> **Your instructions**
Your task is to gather the lines below that hold the string "laundry".

> **Exercise data**
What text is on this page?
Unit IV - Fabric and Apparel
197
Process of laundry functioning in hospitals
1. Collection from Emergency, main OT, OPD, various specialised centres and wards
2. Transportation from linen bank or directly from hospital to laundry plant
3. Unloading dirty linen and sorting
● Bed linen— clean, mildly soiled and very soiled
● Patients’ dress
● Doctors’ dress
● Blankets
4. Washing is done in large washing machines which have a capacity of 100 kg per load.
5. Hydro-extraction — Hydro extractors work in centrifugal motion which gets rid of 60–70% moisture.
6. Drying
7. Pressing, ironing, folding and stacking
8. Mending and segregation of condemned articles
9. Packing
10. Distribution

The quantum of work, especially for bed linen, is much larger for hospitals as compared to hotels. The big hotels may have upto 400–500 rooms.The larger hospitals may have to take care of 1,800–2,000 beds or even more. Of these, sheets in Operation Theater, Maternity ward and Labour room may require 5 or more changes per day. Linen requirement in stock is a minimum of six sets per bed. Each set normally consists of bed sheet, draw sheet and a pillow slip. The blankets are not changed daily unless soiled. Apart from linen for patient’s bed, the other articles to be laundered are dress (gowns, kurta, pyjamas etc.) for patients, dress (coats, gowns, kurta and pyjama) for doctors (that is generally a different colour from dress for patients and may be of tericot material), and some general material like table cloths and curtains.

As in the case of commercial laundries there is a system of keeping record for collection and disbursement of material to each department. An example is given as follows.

> **Written answer**
Process of laundry functioning in hospitals
2. Transportation from linen bank or directly from hospital to laundry plant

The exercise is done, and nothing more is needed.